→ What is required: Identify every line in the records below that contains the word "Tau²", and reproduce each one.

(Raw records)
★ ★ ★ ★ ★ ★ ★
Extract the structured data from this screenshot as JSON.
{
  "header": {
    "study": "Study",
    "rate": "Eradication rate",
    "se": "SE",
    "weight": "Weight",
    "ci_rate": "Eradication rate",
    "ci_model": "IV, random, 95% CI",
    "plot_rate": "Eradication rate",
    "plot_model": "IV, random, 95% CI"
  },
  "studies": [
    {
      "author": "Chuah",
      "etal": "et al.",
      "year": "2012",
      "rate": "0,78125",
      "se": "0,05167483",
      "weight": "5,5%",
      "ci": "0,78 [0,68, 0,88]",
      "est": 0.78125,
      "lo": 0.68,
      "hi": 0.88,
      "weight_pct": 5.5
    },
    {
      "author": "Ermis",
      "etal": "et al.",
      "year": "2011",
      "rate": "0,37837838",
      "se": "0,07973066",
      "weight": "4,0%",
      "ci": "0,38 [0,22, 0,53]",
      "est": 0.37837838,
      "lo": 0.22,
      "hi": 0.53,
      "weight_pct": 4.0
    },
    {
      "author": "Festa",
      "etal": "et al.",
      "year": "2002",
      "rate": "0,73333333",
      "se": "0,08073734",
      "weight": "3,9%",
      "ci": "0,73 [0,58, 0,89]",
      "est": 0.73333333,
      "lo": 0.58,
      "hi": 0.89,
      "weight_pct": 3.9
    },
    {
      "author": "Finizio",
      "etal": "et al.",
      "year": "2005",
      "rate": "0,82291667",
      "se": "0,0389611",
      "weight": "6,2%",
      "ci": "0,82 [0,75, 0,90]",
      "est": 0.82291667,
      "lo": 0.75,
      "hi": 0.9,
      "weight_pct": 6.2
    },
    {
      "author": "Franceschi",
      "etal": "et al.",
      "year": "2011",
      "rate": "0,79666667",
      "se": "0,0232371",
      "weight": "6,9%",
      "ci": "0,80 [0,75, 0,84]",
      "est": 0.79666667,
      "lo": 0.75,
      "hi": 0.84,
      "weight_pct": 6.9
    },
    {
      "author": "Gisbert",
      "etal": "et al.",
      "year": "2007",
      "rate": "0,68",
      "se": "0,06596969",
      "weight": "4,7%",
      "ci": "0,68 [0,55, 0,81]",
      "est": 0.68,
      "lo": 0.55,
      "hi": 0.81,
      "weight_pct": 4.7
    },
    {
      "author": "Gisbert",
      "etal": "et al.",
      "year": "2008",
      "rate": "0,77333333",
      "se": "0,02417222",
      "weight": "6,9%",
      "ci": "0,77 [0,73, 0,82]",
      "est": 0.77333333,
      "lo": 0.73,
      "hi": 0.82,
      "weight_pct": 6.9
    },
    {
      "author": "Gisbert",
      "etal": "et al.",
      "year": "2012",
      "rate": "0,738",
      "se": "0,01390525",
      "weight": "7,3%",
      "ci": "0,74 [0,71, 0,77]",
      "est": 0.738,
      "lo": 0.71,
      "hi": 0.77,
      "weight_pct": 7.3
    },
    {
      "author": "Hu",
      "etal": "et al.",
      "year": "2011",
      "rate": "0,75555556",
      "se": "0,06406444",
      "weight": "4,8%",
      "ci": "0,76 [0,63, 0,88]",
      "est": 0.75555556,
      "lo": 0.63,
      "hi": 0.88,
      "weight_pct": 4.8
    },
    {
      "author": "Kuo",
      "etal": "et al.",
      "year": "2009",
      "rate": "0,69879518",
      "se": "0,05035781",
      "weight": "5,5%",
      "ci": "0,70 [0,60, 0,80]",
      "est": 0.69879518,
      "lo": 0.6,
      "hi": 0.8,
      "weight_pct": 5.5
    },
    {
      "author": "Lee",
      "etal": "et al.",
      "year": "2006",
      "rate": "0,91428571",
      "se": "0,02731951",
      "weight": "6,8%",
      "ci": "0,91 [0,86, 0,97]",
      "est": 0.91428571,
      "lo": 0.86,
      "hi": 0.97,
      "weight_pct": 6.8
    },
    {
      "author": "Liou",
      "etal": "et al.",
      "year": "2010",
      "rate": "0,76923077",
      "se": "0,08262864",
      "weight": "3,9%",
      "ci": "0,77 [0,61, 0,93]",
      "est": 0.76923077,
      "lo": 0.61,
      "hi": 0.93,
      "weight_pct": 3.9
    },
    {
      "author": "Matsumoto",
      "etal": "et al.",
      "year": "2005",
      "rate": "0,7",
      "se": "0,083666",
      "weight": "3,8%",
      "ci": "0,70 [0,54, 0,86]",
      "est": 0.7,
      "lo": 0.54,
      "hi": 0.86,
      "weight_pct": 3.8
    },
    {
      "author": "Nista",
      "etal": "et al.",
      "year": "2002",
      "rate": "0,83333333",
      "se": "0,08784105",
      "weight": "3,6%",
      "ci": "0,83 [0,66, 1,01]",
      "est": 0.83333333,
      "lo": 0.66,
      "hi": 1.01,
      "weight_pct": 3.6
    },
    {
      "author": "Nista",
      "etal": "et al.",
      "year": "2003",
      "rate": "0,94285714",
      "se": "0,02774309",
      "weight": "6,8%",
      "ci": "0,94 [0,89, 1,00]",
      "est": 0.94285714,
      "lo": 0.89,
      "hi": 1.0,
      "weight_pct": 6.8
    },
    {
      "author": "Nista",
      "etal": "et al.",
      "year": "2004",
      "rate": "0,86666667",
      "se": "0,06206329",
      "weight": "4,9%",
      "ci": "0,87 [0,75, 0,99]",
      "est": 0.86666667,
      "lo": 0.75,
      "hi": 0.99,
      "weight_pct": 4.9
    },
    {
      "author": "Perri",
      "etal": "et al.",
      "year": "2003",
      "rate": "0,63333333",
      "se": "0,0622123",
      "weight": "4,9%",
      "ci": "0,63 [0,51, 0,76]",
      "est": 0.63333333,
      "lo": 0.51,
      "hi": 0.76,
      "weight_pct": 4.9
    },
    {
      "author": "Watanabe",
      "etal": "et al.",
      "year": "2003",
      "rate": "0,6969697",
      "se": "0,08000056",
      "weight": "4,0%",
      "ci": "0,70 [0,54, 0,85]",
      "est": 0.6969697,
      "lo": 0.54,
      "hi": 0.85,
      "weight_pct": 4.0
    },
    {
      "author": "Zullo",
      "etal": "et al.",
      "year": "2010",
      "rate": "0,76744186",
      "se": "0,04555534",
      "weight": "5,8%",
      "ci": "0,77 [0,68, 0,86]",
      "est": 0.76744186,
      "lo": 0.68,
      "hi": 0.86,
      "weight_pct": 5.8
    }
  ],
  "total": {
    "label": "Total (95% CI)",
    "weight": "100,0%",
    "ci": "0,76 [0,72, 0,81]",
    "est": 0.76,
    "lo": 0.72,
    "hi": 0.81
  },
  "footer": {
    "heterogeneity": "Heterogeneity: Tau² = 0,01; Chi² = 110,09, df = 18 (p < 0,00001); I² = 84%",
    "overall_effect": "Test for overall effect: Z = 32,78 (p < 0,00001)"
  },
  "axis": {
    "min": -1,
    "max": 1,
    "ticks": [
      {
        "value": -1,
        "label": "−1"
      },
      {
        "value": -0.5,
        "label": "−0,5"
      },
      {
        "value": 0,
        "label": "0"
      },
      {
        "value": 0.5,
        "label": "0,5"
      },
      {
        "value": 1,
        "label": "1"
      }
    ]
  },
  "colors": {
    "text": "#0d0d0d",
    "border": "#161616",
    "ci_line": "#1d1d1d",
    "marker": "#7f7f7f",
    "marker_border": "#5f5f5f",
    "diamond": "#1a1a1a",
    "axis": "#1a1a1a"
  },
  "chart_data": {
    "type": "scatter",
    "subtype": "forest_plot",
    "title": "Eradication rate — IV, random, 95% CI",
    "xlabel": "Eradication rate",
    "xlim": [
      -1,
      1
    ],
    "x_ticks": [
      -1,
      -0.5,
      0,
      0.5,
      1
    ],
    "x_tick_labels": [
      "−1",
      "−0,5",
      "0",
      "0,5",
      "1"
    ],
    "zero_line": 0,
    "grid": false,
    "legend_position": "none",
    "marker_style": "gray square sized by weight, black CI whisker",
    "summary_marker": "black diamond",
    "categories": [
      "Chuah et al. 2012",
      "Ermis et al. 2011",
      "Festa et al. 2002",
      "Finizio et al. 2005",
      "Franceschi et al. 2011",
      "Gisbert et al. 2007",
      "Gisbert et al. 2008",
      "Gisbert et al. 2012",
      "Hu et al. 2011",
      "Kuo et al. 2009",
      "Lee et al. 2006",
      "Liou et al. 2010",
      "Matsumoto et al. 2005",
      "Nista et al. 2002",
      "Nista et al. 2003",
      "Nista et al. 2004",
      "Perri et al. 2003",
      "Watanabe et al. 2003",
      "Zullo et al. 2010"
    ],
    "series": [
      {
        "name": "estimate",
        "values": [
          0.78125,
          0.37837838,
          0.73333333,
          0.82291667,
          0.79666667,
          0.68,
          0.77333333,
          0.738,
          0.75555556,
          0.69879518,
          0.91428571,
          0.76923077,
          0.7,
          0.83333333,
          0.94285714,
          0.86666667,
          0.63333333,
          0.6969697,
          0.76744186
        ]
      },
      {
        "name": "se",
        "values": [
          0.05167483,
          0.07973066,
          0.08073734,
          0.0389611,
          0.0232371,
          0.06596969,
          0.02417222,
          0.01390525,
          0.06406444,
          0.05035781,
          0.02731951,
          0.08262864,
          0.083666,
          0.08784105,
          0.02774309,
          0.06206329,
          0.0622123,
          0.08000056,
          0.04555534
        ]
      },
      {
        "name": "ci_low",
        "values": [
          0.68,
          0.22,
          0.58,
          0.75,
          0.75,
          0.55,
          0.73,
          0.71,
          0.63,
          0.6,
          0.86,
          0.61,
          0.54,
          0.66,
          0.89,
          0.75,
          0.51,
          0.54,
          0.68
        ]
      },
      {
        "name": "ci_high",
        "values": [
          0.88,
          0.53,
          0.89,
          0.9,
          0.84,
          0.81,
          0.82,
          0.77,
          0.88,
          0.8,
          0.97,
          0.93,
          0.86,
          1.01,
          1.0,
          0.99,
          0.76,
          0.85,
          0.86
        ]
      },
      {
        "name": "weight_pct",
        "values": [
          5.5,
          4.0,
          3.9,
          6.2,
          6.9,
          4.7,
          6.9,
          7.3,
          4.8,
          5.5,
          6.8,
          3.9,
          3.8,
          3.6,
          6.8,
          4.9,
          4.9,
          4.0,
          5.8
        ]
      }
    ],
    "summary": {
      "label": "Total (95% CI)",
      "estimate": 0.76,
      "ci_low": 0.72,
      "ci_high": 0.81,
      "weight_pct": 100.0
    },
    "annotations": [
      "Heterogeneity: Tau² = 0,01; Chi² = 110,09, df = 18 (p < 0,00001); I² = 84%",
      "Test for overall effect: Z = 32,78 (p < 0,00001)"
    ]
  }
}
★ ★ ★ ★ ★ ★ ★
→ Task response:
    "heterogeneity": "Heterogeneity: Tau² = 0,01; Chi² = 110,09, df = 18 (p < 0,00001); I² = 84%",
      "Heterogeneity: Tau² = 0,01; Chi² = 110,09, df = 18 (p < 0,00001); I² = 84%",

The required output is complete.